◆ Aim of the exercise
Repeat every line of the material, character for character.

◆ Stored data
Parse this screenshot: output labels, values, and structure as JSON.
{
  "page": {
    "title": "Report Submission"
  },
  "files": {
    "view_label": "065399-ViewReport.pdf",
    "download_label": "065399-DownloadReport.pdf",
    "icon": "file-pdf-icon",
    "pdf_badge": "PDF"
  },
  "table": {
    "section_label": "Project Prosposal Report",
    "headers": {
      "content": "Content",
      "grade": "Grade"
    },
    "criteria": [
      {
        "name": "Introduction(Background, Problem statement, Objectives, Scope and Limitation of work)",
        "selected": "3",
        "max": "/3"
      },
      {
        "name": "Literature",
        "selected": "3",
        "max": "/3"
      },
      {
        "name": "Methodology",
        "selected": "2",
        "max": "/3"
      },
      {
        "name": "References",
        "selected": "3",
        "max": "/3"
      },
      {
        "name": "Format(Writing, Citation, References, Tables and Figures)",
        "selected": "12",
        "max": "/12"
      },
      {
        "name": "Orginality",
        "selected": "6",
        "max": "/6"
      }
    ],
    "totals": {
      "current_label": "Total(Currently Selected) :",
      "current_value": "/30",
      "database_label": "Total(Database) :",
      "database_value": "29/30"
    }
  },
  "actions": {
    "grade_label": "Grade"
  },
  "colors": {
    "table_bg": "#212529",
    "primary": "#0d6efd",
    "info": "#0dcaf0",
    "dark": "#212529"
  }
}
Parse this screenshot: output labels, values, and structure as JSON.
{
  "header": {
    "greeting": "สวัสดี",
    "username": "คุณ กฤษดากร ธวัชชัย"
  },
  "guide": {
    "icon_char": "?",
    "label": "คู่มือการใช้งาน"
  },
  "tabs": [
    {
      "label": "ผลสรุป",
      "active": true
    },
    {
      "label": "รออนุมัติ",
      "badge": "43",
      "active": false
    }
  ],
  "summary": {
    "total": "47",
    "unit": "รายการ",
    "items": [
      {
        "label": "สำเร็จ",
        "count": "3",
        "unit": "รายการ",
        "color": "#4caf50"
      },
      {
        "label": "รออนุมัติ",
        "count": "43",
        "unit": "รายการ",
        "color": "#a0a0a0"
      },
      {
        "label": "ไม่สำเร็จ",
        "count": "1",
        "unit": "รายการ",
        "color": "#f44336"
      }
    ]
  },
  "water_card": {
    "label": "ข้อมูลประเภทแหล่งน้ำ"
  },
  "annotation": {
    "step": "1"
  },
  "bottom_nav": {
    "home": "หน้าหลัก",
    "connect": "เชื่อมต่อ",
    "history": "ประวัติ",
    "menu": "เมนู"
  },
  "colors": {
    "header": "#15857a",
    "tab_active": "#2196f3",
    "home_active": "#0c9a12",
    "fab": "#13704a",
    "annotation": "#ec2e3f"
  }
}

◆ Worked solution
Parse this screenshot: output labels, values, and structure as JSON.
{
  "page": {
    "title": "Report Submission"
  },
  "files": {
    "view_label": "065399-ViewReport.pdf",
    "download_label": "065399-DownloadReport.pdf",
    "icon": "file-pdf-icon",
    "pdf_badge": "PDF"
  },
  "table": {
    "section_label": "Project Prosposal Report",
    "headers": {
      "content": "Content",
      "grade": "Grade"
    },
    "criteria": [
      {
        "name": "Introduction(Background, Problem statement, Objectives, Scope and Limitation of work)",
        "selected": "3",
        "max": "/3"
      },
      {
        "name": "Literature",
        "selected": "3",
        "max": "/3"
      },
      {
        "name": "Methodology",
        "selected": "2",
        "max": "/3"
      },
      {
        "name": "References",
        "selected": "3",
        "max": "/3"
      },
      {
        "name": "Format(Writing, Citation, References, Tables and Figures)",
        "selected": "12",
        "max": "/12"
      },
      {
        "name": "Orginality",
        "selected": "6",
        "max": "/6"
      }
    ],
    "totals": {
      "current_label": "Total(Currently Selected) :",
      "current_value": "/30",
      "database_label": "Total(Database) :",
      "database_value": "29/30"
    }
  },
  "actions": {
    "grade_label": "Grade"
  },
  "colors": {
    "table_bg": "#212529",
    "primary": "#0d6efd",
    "info": "#0dcaf0",
    "dark": "#212529"
  }
}
Parse this screenshot: output labels, values, and structure as JSON.
{
  "header": {
    "greeting": "สวัสดี",
    "username": "คุณ กฤษดากร ธวัชชัย"
  },
  "guide": {
    "icon_char": "?",
    "label": "คู่มือการใช้งาน"
  },
  "tabs": [
    {
      "label": "ผลสรุป",
      "active": true
    },
    {
      "label": "รออนุมัติ",
      "badge": "43",
      "active": false
    }
  ],
  "summary": {
    "total": "47",
    "unit": "รายการ",
    "items": [
      {
        "label": "สำเร็จ",
        "count": "3",
        "unit": "รายการ",
        "color": "#4caf50"
      },
      {
        "label": "รออนุมัติ",
        "count": "43",
        "unit": "รายการ",
        "color": "#a0a0a0"
      },
      {
        "label": "ไม่สำเร็จ",
        "count": "1",
        "unit": "รายการ",
        "color": "#f44336"
      }
    ]
  },
  "water_card": {
    "label": "ข้อมูลประเภทแหล่งน้ำ"
  },
  "annotation": {
    "step": "1"
  },
  "bottom_nav": {
    "home": "หน้าหลัก",
    "connect": "เชื่อมต่อ",
    "history": "ประวัติ",
    "menu": "เมนู"
  },
  "colors": {
    "header": "#15857a",
    "tab_active": "#2196f3",
    "home_active": "#0c9a12",
    "fab": "#13704a",
    "annotation": "#ec2e3f"
  }
}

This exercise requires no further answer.